[BEGIN]
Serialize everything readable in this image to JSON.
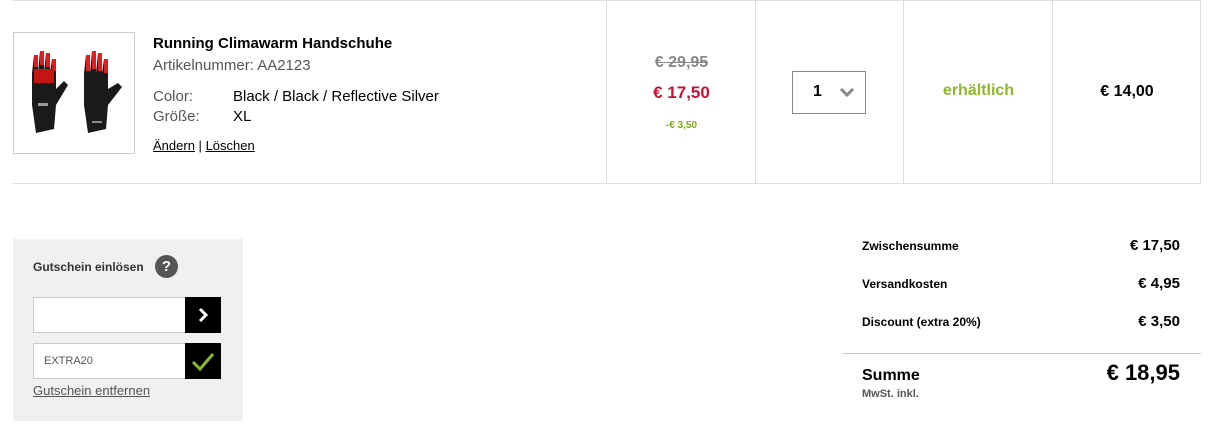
{
  "item": {
    "title": "Running Climawarm Handschuhe",
    "sku": "Artikelnummer: AA2123",
    "attributes": [
      {
        "key": "Color:",
        "value": "Black / Black / Reflective Silver"
      },
      {
        "key": "Größe:",
        "value": "XL"
      }
    ],
    "edit_link": "Ändern",
    "separator": "|",
    "delete_link": "Löschen",
    "old_price": "€ 29,95",
    "new_price": "€ 17,50",
    "saving": "-€ 3,50",
    "quantity": "1",
    "availability": "erhältlich",
    "row_total": "€ 14,00",
    "image_icon": "gloves-product-image"
  },
  "coupon": {
    "title": "Gutschein einlösen",
    "help_icon": "?",
    "input_value": "",
    "input_placeholder": "",
    "applied_code": "EXTRA20",
    "remove_link": "Gutschein entfernen"
  },
  "totals": {
    "rows": [
      {
        "label": "Zwischensumme",
        "value": "€ 17,50"
      },
      {
        "label": "Versandkosten",
        "value": "€ 4,95"
      },
      {
        "label": "Discount (extra 20%)",
        "value": "€ 3,50"
      }
    ],
    "sum_label": "Summe",
    "sum_note": "MwSt. inkl.",
    "sum_value": "€ 18,95"
  },
  "colors": {
    "sale_red": "#c8102e",
    "available_green": "#8cb82b",
    "saving_green": "#7dab1a"
  }
}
[END]
§ **Given request**: Write out the full listing verbatim, excluding its pictures.

§ **Result for this exercise**:
Serialize everything readable in this image to JSON.
{
  "item": {
    "title": "Running Climawarm Handschuhe",
    "sku": "Artikelnummer: AA2123",
    "attributes": [
      {
        "key": "Color:",
        "value": "Black / Black / Reflective Silver"
      },
      {
        "key": "Größe:",
        "value": "XL"
      }
    ],
    "edit_link": "Ändern",
    "separator": "|",
    "delete_link": "Löschen",
    "old_price": "€ 29,95",
    "new_price": "€ 17,50",
    "saving": "-€ 3,50",
    "quantity": "1",
    "availability": "erhältlich",
    "row_total": "€ 14,00",
    "image_icon": "gloves-product-image"
  },
  "coupon": {
    "title": "Gutschein einlösen",
    "help_icon": "?",
    "input_value": "",
    "input_placeholder": "",
    "applied_code": "EXTRA20",
    "remove_link": "Gutschein entfernen"
  },
  "totals": {
    "rows": [
      {
        "label": "Zwischensumme",
        "value": "€ 17,50"
      },
      {
        "label": "Versandkosten",
        "value": "€ 4,95"
      },
      {
        "label": "Discount (extra 20%)",
        "value": "€ 3,50"
      }
    ],
    "sum_label": "Summe",
    "sum_note": "MwSt. inkl.",
    "sum_value": "€ 18,95"
  },
  "colors": {
    "sale_red": "#c8102e",
    "available_green": "#8cb82b",
    "saving_green": "#7dab1a"
  }
}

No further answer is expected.